Count the lines below that contain the word "frac". Give only the number.

□ □ □

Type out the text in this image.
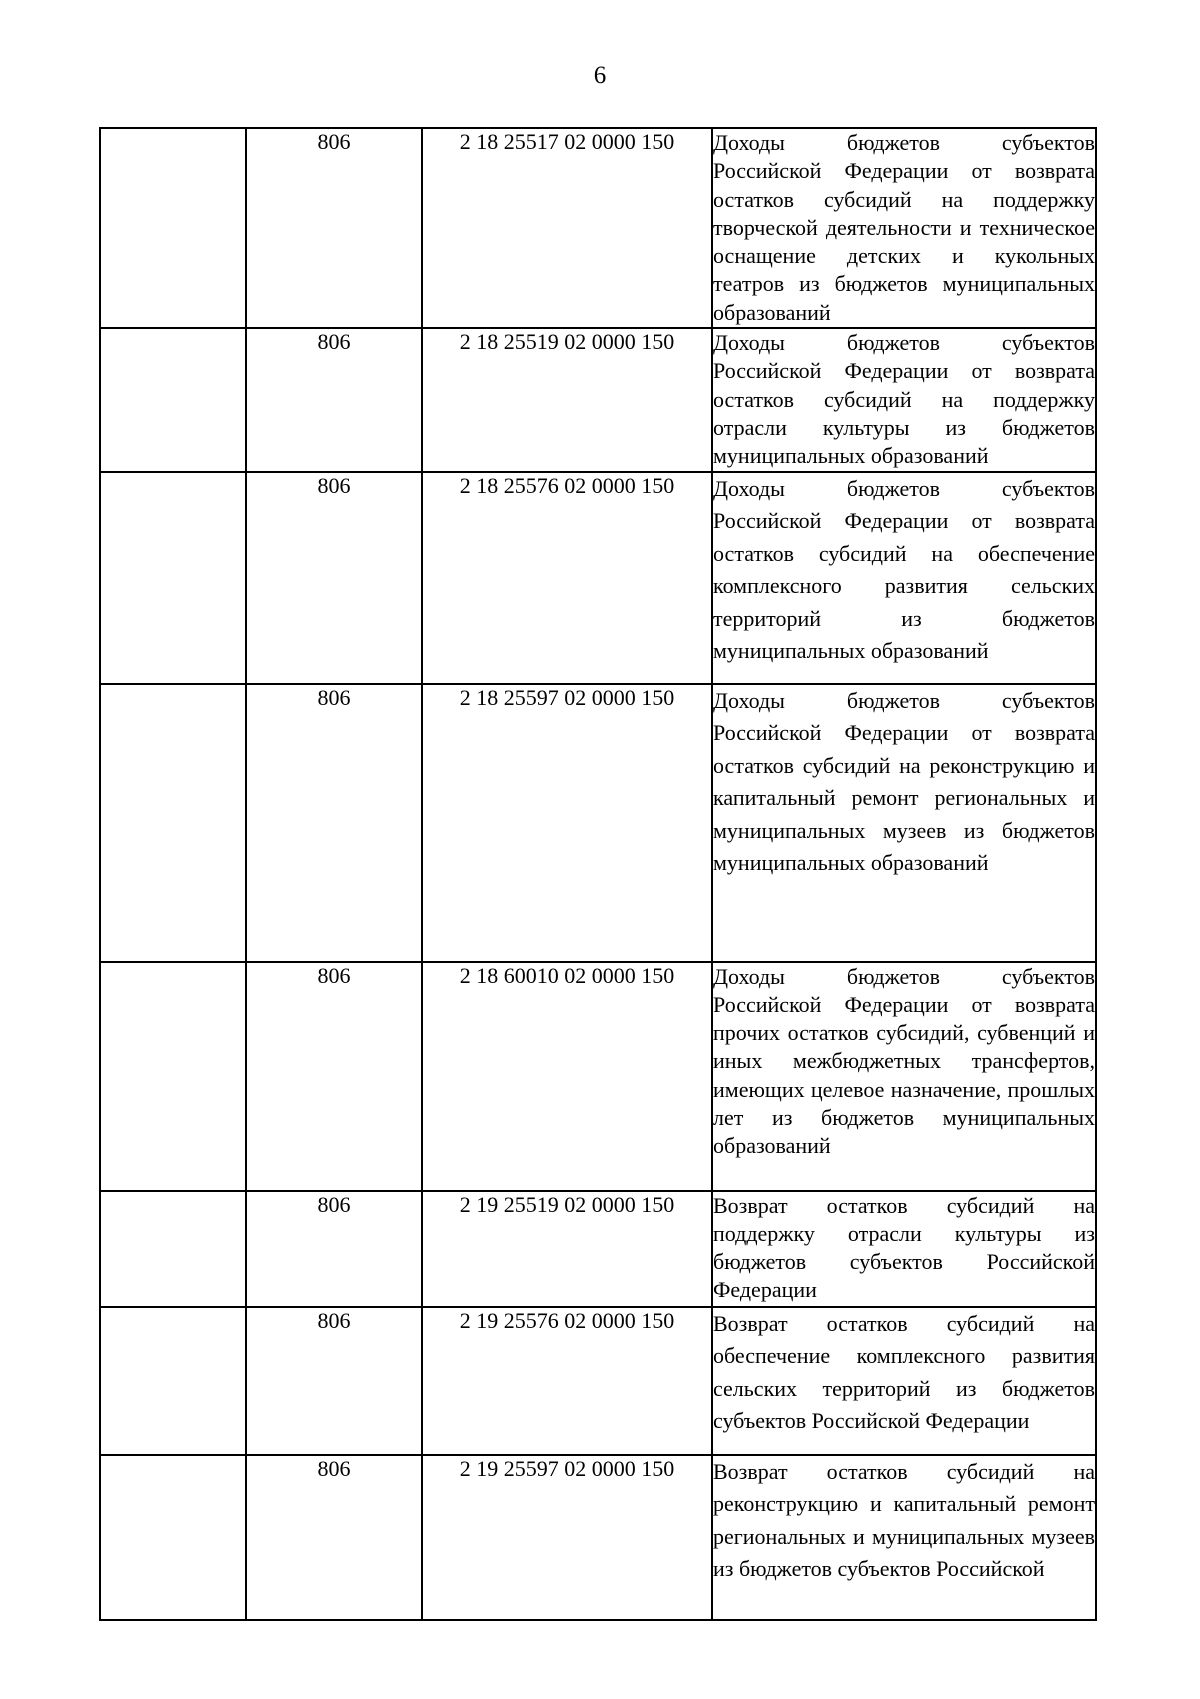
6
	806	2 18 25517 02 0000 150	Доходы бюджетов субъектов Российской Федерации от возврата остатков субсидий на поддержку творческой деятельности и техническое оснащение детских и кукольных театров из бюджетов муниципальных образований

	806	2 18 25519 02 0000 150	Доходы бюджетов субъектов Российской Федерации от возврата остатков субсидий на поддержку отрасли культуры из бюджетов муниципальных образований

	806	2 18 25576 02 0000 150	Доходы бюджетов субъектов Российской Федерации от возврата остатков субсидий на обеспечение комплексного развития сельских территорий из бюджетов муниципальных образований

	806	2 18 25597 02 0000 150	Доходы бюджетов субъектов Российской Федерации от возврата остатков субсидий на реконструкцию и капитальный ремонт региональных и муниципальных музеев из бюджетов муниципальных образований

	806	2 18 60010 02 0000 150	Доходы бюджетов субъектов Российской Федерации от возврата прочих остатков субсидий, субвенций и иных межбюджетных трансфертов, имеющих целевое назначение, прошлых лет из бюджетов муниципальных образований

	806	2 19 25519 02 0000 150	Возврат остатков субсидий на поддержку отрасли культуры из бюджетов субъектов Российской Федерации

	806	2 19 25576 02 0000 150	Возврат остатков субсидий на обеспечение комплексного развития сельских территорий из бюджетов субъектов Российской Федерации

	806	2 19 25597 02 0000 150	Возврат остатков субсидий на реконструкцию и капитальный ремонт региональных и муниципальных музеев из бюджетов субъектов Российской
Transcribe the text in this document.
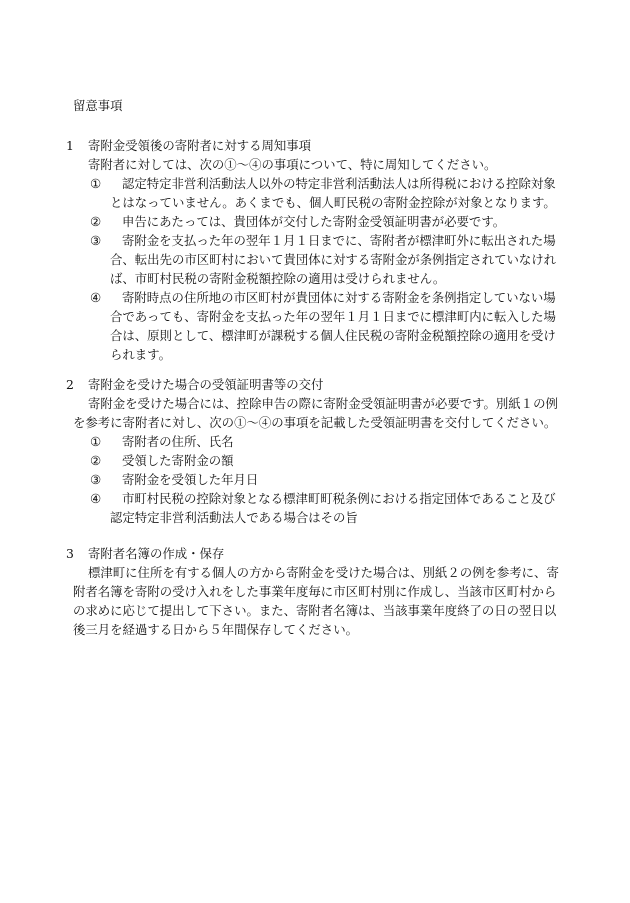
留意事項
1 寄附金受領後の寄附者に対する周知事項
寄附者に対しては、次の①～④の事項について、特に周知してください。
① 認定特定非営利活動法人以外の特定非営利活動法人は所得税における控除対象
とはなっていません。あくまでも、個人町民税の寄附金控除が対象となります。
② 申告にあたっては、貴団体が交付した寄附金受領証明書が必要です。
③ 寄附金を支払った年の翌年１月１日までに、寄附者が標津町外に転出された場
合、転出先の市区町村において貴団体に対する寄附金が条例指定されていなけれ
ば、市町村民税の寄附金税額控除の適用は受けられません。
④ 寄附時点の住所地の市区町村が貴団体に対する寄附金を条例指定していない場
合であっても、寄附金を支払った年の翌年１月１日までに標津町内に転入した場
合は、原則として、標津町が課税する個人住民税の寄附金税額控除の適用を受け
られます。
2 寄附金を受けた場合の受領証明書等の交付
寄附金を受けた場合には、控除申告の際に寄附金受領証明書が必要です。別紙１の例
を参考に寄附者に対し、次の①～④の事項を記載した受領証明書を交付してください。
① 寄附者の住所、氏名
② 受領した寄附金の額
③ 寄附金を受領した年月日
④ 市町村民税の控除対象となる標津町町税条例における指定団体であること及び
認定特定非営利活動法人である場合はその旨
3 寄附者名簿の作成・保存
標津町に住所を有する個人の方から寄附金を受けた場合は、別紙２の例を参考に、寄
附者名簿を寄附の受け入れをした事業年度毎に市区町村別に作成し、当該市区町村から
の求めに応じて提出して下さい。また、寄附者名簿は、当該事業年度終了の日の翌日以
後三月を経過する日から５年間保存してください。
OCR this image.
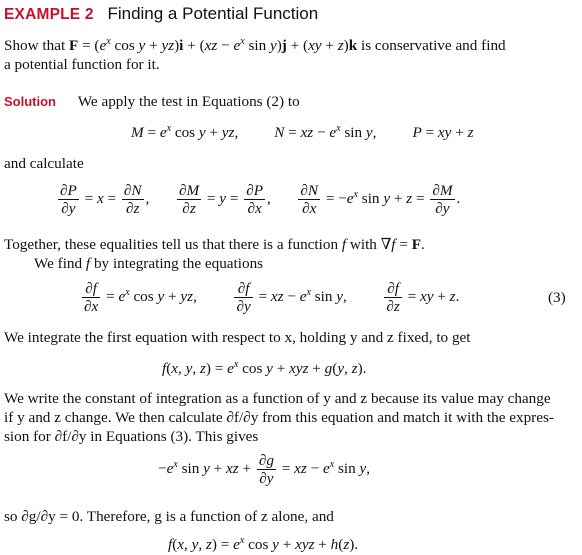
EXAMPLE 2 Finding a Potential Function
Show that $F = (e^x$ $\cos y + yz)i + (xz - e^x$ sin y)j + (xy + z)k is conservative and find
a potential function for it.
Solution We apply the test in Equations (2) to
$M = e^x$ cos y + yz, N = xz − $e^x$ sin y, P = xy + z
and calculate
$\frac{\partial P}{\partial y} = x = \frac{\partial N}{\partial z}$ , $\frac{\partial M}{\partial z} = y = \frac{\partial P}{\partial x}$ , $\frac{\partial N}{\partial x} = -e^x$ $\sin y + z = \frac{\partial M}{\partial y}$ .
Together, these equalities tell us that there is a function f with ∇f = F.
We find f by integrating the equations
$\frac{\partial f}{\partial x} = e^x$ cos y + yz, $\frac{\partial f}{\partial y}$ = xz − $e^x$ sin y, $\frac{\partial f}{\partial z}$ = xy + z.	(3)
We integrate the first equation with respect to x, holding y and z fixed, to get
f(x, y, $z) = e^x$ cos y + xyz + g(y, z).
We write the constant of integration as a function of y and z because its value may change
if y and z change. We then calculate ∂f/∂y from this equation and match it with the expres-
sion for ∂f/∂y in Equations (3). This gives
$-e^x$ sin y + xz + $\frac{\partial g}{\partial y}$ = xz − $e^x$ sin y,
so ∂g/∂y = 0. Therefore, g is a function of z alone, and
f(x, y, $z) = e^x$ cos y + xyz + h(z).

□ □ □

▶ [Written response] 3